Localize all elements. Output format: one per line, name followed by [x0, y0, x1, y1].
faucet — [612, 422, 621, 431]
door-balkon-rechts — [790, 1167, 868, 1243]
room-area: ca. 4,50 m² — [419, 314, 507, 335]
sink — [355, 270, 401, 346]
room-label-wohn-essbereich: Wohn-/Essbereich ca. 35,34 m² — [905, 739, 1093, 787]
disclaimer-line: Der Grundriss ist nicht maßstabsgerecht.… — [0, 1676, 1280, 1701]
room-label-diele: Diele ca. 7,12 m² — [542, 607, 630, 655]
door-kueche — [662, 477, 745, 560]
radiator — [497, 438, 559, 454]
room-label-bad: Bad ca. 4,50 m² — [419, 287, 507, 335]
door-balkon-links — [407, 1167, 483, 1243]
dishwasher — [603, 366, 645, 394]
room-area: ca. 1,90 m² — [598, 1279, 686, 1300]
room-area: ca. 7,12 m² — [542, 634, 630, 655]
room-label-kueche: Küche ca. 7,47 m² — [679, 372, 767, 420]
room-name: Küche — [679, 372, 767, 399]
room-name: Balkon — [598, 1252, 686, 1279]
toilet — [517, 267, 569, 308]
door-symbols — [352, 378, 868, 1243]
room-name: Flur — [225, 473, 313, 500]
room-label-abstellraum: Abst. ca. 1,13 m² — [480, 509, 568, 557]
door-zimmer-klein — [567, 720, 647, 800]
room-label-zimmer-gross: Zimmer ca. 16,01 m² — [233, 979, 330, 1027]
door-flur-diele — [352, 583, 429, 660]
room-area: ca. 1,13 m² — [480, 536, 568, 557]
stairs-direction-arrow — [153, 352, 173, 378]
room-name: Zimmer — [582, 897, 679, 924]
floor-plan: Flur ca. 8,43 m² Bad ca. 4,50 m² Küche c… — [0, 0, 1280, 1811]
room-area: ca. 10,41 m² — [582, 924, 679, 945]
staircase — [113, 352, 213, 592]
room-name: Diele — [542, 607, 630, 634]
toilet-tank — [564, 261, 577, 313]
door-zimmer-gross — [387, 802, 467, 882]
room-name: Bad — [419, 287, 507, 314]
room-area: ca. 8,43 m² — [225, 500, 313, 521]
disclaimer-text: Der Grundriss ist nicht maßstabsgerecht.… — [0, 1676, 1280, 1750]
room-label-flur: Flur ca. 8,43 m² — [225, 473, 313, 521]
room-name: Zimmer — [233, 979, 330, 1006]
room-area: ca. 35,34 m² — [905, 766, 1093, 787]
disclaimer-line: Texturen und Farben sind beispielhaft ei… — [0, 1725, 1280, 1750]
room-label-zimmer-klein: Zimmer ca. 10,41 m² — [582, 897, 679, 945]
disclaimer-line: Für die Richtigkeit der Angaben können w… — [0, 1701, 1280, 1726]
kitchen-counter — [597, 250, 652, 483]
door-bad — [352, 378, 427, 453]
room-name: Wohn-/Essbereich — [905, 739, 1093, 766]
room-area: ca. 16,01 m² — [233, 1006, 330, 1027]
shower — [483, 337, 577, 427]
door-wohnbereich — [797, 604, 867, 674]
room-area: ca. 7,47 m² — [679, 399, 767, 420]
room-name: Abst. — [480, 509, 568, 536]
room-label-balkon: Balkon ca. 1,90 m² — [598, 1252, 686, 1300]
═══
=== INSTRUCTION ===
Starting at the beginning of the material and going through the line with "radiator — [497, 438, 559, 454]", write those lines out again with "faucet" changed to "tap" and nothing else altered.

=== EXPECTED OUTPUT ===
Localize all elements. Output format: one per line, name followed by [x0, y0, x1, y1].
tap — [612, 422, 621, 431]
door-balkon-rechts — [790, 1167, 868, 1243]
room-area: ca. 4,50 m² — [419, 314, 507, 335]
sink — [355, 270, 401, 346]
room-label-wohn-essbereich: Wohn-/Essbereich ca. 35,34 m² — [905, 739, 1093, 787]
disclaimer-line: Der Grundriss ist nicht maßstabsgerecht.… — [0, 1676, 1280, 1701]
room-label-diele: Diele ca. 7,12 m² — [542, 607, 630, 655]
door-kueche — [662, 477, 745, 560]
radiator — [497, 438, 559, 454]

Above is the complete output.